> _What to work on_: Take the entries below and print all of them exactly, please.

Stored data entries

-- START --

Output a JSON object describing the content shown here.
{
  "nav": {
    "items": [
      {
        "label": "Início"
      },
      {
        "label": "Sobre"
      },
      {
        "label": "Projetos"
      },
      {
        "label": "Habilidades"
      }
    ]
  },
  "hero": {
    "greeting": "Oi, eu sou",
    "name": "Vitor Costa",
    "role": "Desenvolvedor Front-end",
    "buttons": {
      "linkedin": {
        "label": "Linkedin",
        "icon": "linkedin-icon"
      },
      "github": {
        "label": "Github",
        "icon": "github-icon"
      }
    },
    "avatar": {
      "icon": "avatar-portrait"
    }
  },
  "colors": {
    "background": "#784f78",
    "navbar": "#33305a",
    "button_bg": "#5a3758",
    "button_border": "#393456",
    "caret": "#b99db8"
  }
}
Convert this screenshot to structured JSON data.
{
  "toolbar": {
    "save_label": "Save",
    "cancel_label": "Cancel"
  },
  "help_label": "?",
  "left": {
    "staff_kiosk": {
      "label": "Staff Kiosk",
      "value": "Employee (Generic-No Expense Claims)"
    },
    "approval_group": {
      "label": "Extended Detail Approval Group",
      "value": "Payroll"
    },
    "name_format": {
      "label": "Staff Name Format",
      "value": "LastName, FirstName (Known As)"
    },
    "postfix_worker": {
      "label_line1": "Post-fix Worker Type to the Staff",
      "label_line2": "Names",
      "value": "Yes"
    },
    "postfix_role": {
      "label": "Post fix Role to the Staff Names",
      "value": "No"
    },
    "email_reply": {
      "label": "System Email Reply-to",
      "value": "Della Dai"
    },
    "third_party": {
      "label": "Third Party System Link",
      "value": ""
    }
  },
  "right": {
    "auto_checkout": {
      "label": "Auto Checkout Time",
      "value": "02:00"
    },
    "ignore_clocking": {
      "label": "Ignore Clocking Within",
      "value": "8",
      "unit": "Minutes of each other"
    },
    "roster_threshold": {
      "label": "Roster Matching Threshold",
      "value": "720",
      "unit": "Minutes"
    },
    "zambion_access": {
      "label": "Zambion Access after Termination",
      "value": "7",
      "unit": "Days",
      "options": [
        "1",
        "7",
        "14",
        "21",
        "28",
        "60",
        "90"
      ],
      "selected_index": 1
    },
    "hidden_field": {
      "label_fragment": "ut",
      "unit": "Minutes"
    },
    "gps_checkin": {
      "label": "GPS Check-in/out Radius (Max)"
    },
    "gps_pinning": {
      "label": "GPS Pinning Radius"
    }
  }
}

-- END --

> _Answer in full_:
Output a JSON object describing the content shown here.
{
  "nav": {
    "items": [
      {
        "label": "Início"
      },
      {
        "label": "Sobre"
      },
      {
        "label": "Projetos"
      },
      {
        "label": "Habilidades"
      }
    ]
  },
  "hero": {
    "greeting": "Oi, eu sou",
    "name": "Vitor Costa",
    "role": "Desenvolvedor Front-end",
    "buttons": {
      "linkedin": {
        "label": "Linkedin",
        "icon": "linkedin-icon"
      },
      "github": {
        "label": "Github",
        "icon": "github-icon"
      }
    },
    "avatar": {
      "icon": "avatar-portrait"
    }
  },
  "colors": {
    "background": "#784f78",
    "navbar": "#33305a",
    "button_bg": "#5a3758",
    "button_border": "#393456",
    "caret": "#b99db8"
  }
}
Convert this screenshot to structured JSON data.
{
  "toolbar": {
    "save_label": "Save",
    "cancel_label": "Cancel"
  },
  "help_label": "?",
  "left": {
    "staff_kiosk": {
      "label": "Staff Kiosk",
      "value": "Employee (Generic-No Expense Claims)"
    },
    "approval_group": {
      "label": "Extended Detail Approval Group",
      "value": "Payroll"
    },
    "name_format": {
      "label": "Staff Name Format",
      "value": "LastName, FirstName (Known As)"
    },
    "postfix_worker": {
      "label_line1": "Post-fix Worker Type to the Staff",
      "label_line2": "Names",
      "value": "Yes"
    },
    "postfix_role": {
      "label": "Post fix Role to the Staff Names",
      "value": "No"
    },
    "email_reply": {
      "label": "System Email Reply-to",
      "value": "Della Dai"
    },
    "third_party": {
      "label": "Third Party System Link",
      "value": ""
    }
  },
  "right": {
    "auto_checkout": {
      "label": "Auto Checkout Time",
      "value": "02:00"
    },
    "ignore_clocking": {
      "label": "Ignore Clocking Within",
      "value": "8",
      "unit": "Minutes of each other"
    },
    "roster_threshold": {
      "label": "Roster Matching Threshold",
      "value": "720",
      "unit": "Minutes"
    },
    "zambion_access": {
      "label": "Zambion Access after Termination",
      "value": "7",
      "unit": "Days",
      "options": [
        "1",
        "7",
        "14",
        "21",
        "28",
        "60",
        "90"
      ],
      "selected_index": 1
    },
    "hidden_field": {
      "label_fragment": "ut",
      "unit": "Minutes"
    },
    "gps_checkin": {
      "label": "GPS Check-in/out Radius (Max)"
    },
    "gps_pinning": {
      "label": "GPS Pinning Radius"
    }
  }
}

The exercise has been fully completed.